*TASK BRIEF*
Look through the listing for the word "potenciál". Copy each line that has it.
===== DATA TO PROCESS =====
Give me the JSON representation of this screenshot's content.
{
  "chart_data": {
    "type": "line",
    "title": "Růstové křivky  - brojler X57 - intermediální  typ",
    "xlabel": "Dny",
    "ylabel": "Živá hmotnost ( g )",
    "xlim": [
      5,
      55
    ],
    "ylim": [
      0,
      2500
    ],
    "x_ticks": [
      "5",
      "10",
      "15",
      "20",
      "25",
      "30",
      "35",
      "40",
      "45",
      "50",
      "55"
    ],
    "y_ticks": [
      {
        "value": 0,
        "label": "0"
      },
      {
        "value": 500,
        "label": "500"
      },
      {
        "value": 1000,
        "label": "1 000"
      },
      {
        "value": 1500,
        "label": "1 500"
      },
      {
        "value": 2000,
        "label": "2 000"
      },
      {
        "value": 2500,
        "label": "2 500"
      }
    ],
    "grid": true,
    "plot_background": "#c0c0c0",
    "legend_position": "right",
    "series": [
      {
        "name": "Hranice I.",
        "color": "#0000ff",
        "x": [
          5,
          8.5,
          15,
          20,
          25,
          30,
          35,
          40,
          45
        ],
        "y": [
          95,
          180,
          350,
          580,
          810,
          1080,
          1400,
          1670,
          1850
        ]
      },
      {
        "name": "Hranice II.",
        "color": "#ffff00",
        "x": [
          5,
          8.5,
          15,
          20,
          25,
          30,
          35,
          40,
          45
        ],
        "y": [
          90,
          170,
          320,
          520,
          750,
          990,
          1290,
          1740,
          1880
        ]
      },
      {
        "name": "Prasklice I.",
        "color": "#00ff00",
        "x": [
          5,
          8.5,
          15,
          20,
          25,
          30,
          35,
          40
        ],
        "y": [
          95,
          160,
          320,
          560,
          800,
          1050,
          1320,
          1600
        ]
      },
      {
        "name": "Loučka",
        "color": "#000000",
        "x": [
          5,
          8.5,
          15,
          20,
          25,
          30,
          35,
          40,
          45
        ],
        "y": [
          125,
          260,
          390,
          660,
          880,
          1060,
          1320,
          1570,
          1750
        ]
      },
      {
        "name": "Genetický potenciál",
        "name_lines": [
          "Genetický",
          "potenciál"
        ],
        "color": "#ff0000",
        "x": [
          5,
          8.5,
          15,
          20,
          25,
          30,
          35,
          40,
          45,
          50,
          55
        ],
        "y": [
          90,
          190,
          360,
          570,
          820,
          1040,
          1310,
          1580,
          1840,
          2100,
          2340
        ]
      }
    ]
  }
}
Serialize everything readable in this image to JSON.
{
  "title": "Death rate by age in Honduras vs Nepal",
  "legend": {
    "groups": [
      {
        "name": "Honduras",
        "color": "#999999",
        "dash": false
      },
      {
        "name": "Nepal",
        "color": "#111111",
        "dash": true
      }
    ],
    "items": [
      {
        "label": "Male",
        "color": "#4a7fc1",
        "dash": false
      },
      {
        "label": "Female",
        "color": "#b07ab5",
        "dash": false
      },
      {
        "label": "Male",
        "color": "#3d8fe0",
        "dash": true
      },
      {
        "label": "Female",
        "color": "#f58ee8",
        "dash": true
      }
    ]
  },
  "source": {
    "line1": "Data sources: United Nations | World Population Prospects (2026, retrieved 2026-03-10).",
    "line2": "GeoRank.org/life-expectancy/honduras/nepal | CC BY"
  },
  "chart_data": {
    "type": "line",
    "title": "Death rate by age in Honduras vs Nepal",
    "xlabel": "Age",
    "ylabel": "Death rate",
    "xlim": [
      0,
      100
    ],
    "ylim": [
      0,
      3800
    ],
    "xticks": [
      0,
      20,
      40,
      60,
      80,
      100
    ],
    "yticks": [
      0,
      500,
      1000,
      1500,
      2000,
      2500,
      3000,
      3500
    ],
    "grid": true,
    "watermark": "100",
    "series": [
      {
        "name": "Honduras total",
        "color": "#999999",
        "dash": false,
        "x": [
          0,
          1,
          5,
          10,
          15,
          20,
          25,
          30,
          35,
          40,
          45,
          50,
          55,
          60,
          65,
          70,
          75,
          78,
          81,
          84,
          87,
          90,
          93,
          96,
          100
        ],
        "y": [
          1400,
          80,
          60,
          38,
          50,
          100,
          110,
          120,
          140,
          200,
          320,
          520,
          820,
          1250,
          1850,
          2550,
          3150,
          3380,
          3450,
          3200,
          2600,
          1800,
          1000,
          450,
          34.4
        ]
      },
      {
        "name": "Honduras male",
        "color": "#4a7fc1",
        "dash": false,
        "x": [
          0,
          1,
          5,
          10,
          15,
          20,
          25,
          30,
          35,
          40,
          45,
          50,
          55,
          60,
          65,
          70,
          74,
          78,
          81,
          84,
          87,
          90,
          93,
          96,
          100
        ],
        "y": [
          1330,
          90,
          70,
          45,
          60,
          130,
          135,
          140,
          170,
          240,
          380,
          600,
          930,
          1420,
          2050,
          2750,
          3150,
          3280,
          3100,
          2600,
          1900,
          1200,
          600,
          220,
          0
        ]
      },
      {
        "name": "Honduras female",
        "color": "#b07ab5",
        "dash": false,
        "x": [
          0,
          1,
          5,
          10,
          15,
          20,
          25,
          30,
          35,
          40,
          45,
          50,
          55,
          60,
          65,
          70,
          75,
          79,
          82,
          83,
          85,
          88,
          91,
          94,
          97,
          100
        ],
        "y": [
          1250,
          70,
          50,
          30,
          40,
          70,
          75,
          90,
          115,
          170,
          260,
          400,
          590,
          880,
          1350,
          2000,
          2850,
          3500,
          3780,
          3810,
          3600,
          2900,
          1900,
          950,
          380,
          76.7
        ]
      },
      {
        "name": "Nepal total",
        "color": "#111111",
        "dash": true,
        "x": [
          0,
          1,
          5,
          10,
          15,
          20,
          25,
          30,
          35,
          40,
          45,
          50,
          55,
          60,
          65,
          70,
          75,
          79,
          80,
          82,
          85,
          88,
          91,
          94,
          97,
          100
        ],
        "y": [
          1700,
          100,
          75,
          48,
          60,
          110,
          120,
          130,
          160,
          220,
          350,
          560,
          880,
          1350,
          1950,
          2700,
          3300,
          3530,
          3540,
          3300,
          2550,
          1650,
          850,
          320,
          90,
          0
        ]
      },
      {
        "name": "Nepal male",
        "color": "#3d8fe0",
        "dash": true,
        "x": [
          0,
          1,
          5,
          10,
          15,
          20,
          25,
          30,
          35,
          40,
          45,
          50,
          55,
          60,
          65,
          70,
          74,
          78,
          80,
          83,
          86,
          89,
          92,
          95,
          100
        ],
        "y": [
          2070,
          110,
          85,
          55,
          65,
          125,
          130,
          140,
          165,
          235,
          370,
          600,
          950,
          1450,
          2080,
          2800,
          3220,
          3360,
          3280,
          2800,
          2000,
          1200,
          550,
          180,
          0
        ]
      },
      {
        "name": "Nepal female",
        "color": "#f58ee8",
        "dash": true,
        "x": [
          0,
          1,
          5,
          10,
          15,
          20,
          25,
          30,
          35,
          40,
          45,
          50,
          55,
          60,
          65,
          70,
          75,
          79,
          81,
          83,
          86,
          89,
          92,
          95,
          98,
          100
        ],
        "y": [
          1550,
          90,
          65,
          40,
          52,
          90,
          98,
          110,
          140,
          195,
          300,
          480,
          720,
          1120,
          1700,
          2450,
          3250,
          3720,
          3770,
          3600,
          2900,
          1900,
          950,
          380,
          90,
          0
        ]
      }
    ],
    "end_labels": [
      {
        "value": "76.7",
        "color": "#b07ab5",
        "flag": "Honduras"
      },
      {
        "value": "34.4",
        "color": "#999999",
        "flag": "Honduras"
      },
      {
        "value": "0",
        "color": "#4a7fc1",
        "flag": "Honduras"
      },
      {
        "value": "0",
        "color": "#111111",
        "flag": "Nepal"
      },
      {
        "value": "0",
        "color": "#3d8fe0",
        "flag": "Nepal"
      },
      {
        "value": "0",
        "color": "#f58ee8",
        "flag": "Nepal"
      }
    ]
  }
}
=====
*EXPECTED OUTPUT*
        "name": "Genetický potenciál",
          "potenciál"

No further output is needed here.